• _GIVEN PROBLEM_: Exactly as they appear, output all of the records. Skip any images.

• _THE INPUT_:
►

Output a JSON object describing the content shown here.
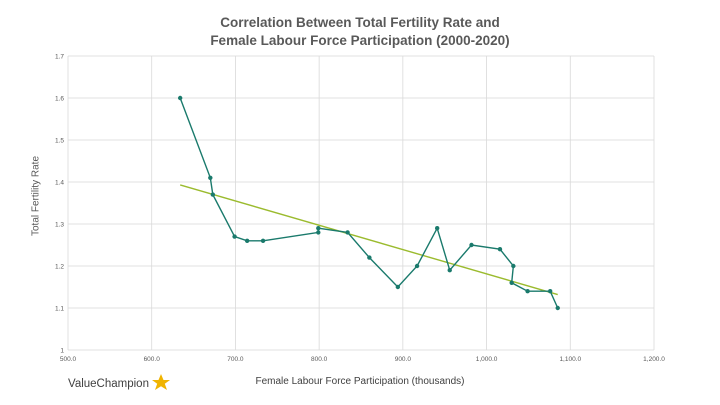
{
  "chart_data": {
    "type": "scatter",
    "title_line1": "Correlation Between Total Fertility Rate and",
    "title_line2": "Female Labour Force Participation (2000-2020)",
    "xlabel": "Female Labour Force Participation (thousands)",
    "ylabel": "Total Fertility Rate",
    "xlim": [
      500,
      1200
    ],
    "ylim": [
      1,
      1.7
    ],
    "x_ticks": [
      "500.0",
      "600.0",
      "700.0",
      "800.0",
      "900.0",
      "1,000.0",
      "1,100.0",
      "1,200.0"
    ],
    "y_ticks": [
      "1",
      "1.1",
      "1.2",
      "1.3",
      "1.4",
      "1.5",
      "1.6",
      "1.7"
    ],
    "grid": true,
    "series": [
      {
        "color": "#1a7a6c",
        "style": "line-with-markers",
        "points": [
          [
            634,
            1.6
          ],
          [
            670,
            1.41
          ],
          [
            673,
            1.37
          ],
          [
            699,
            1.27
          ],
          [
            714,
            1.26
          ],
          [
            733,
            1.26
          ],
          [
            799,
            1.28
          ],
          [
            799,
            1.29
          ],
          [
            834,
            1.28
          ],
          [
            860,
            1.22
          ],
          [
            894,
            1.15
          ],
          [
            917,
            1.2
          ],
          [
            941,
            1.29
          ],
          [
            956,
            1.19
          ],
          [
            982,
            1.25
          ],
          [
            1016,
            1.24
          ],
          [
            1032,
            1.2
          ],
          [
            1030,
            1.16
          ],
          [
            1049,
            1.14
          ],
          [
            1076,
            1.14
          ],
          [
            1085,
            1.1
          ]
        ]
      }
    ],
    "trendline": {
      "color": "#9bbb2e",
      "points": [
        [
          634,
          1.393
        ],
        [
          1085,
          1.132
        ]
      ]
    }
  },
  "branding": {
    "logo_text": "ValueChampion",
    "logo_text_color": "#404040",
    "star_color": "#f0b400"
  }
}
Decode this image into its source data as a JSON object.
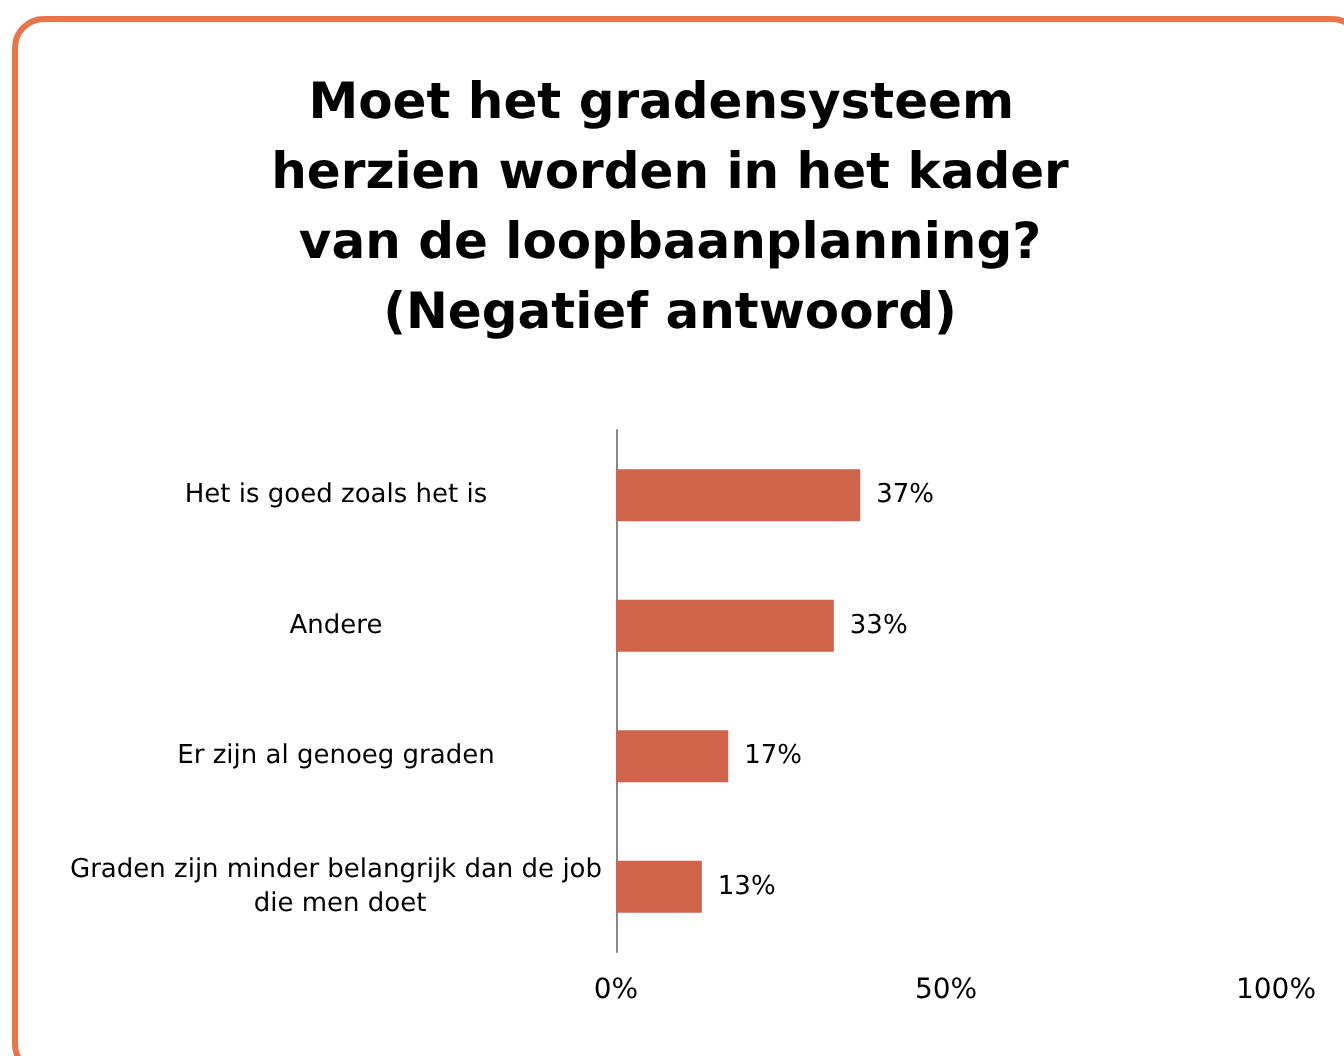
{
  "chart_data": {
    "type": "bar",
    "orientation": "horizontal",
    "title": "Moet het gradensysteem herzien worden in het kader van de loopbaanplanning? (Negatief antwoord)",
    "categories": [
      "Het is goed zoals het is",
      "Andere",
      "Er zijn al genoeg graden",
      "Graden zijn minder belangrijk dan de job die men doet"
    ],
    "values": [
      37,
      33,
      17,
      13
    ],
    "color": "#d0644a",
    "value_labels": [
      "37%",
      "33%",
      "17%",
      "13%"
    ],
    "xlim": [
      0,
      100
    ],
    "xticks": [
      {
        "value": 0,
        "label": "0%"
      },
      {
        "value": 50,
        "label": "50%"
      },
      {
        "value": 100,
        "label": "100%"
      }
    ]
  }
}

◄

• _CORRECT OUTPUT_:
Output a JSON object describing the content shown here.
{
  "chart_data": {
    "type": "scatter",
    "title_line1": "Correlation Between Total Fertility Rate and",
    "title_line2": "Female Labour Force Participation (2000-2020)",
    "xlabel": "Female Labour Force Participation (thousands)",
    "ylabel": "Total Fertility Rate",
    "xlim": [
      500,
      1200
    ],
    "ylim": [
      1,
      1.7
    ],
    "x_ticks": [
      "500.0",
      "600.0",
      "700.0",
      "800.0",
      "900.0",
      "1,000.0",
      "1,100.0",
      "1,200.0"
    ],
    "y_ticks": [
      "1",
      "1.1",
      "1.2",
      "1.3",
      "1.4",
      "1.5",
      "1.6",
      "1.7"
    ],
    "grid": true,
    "series": [
      {
        "color": "#1a7a6c",
        "style": "line-with-markers",
        "points": [
          [
            634,
            1.6
          ],
          [
            670,
            1.41
          ],
          [
            673,
            1.37
          ],
          [
            699,
            1.27
          ],
          [
            714,
            1.26
          ],
          [
            733,
            1.26
          ],
          [
            799,
            1.28
          ],
          [
            799,
            1.29
          ],
          [
            834,
            1.28
          ],
          [
            860,
            1.22
          ],
          [
            894,
            1.15
          ],
          [
            917,
            1.2
          ],
          [
            941,
            1.29
          ],
          [
            956,
            1.19
          ],
          [
            982,
            1.25
          ],
          [
            1016,
            1.24
          ],
          [
            1032,
            1.2
          ],
          [
            1030,
            1.16
          ],
          [
            1049,
            1.14
          ],
          [
            1076,
            1.14
          ],
          [
            1085,
            1.1
          ]
        ]
      }
    ],
    "trendline": {
      "color": "#9bbb2e",
      "points": [
        [
          634,
          1.393
        ],
        [
          1085,
          1.132
        ]
      ]
    }
  },
  "branding": {
    "logo_text": "ValueChampion",
    "logo_text_color": "#404040",
    "star_color": "#f0b400"
  }
}
Decode this image into its source data as a JSON object.
{
  "chart_data": {
    "type": "bar",
    "orientation": "horizontal",
    "title": "Moet het gradensysteem herzien worden in het kader van de loopbaanplanning? (Negatief antwoord)",
    "categories": [
      "Het is goed zoals het is",
      "Andere",
      "Er zijn al genoeg graden",
      "Graden zijn minder belangrijk dan de job die men doet"
    ],
    "values": [
      37,
      33,
      17,
      13
    ],
    "color": "#d0644a",
    "value_labels": [
      "37%",
      "33%",
      "17%",
      "13%"
    ],
    "xlim": [
      0,
      100
    ],
    "xticks": [
      {
        "value": 0,
        "label": "0%"
      },
      {
        "value": 50,
        "label": "50%"
      },
      {
        "value": 100,
        "label": "100%"
      }
    ]
  }
}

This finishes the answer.